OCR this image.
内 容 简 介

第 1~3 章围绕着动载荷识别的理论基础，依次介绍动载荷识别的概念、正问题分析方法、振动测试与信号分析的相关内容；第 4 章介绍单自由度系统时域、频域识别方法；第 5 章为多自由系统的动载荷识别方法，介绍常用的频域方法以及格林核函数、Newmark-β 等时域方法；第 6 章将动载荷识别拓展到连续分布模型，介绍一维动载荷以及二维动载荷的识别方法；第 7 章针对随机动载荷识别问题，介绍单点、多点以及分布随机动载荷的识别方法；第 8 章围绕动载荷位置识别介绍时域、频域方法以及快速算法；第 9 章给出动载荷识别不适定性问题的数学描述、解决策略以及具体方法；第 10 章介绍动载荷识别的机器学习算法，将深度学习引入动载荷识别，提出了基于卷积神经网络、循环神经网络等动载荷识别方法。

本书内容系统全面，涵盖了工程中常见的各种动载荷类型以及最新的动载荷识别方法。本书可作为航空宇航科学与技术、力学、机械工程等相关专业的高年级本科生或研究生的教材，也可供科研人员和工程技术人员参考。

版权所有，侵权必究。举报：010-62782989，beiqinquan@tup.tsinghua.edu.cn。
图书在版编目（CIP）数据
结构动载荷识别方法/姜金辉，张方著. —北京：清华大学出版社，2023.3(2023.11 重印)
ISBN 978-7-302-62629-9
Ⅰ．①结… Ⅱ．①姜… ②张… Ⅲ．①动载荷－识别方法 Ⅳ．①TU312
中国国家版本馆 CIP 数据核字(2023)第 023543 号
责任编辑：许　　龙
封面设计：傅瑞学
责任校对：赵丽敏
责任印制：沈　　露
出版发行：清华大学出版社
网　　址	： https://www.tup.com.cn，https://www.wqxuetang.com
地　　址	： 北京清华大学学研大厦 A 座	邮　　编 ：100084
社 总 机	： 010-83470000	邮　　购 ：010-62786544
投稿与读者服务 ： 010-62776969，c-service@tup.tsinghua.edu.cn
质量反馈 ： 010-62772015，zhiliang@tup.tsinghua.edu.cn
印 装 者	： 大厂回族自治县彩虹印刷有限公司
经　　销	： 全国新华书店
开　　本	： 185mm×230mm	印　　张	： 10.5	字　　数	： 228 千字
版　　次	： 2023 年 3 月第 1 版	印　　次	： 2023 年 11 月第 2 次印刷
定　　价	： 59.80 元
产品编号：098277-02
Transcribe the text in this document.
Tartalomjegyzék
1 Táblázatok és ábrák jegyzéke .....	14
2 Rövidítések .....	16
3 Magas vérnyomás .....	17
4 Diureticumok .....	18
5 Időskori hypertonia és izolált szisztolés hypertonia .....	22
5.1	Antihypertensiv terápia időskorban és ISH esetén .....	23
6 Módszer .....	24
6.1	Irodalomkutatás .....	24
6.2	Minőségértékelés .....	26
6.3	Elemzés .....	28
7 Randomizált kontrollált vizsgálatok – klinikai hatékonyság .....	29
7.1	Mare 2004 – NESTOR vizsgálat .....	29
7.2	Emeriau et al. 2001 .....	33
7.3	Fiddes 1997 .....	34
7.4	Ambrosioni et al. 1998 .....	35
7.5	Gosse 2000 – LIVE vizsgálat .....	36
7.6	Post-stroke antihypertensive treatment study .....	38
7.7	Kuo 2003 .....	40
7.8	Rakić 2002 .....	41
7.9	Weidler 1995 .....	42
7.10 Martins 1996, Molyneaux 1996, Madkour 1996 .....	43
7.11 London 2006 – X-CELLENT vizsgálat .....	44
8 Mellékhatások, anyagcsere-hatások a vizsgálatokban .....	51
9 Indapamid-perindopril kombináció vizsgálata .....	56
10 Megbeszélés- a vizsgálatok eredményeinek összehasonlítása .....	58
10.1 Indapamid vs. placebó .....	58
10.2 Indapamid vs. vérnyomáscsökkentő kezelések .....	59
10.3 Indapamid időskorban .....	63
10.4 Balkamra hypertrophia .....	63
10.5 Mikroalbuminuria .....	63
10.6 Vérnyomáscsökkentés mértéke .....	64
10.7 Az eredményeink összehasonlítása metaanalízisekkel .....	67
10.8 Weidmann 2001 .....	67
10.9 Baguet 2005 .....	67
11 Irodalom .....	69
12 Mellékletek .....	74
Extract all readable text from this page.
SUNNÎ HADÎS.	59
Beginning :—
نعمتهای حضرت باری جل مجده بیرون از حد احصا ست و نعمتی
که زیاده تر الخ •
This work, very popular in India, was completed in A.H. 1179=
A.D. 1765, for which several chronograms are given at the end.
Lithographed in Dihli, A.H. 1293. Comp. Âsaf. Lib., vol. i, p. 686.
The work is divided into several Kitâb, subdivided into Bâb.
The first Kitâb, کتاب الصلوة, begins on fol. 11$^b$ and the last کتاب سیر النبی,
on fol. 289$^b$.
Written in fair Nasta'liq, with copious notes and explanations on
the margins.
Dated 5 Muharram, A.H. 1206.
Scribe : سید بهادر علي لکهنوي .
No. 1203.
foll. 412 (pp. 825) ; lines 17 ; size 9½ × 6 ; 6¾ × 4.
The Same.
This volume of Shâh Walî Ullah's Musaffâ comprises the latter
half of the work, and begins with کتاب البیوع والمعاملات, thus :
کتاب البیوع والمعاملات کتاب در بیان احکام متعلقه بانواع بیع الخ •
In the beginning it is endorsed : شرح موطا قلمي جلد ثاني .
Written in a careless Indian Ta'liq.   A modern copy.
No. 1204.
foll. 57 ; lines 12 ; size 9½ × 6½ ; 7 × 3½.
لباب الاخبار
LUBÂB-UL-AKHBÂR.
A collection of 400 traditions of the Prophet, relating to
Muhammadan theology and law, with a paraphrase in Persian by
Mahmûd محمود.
····················
**AIM OF THE EXERCISE**
Tally the lines of the listing above that include the word "időskorban". Answer with the number alone.

**REPLY TO THE TASK**
2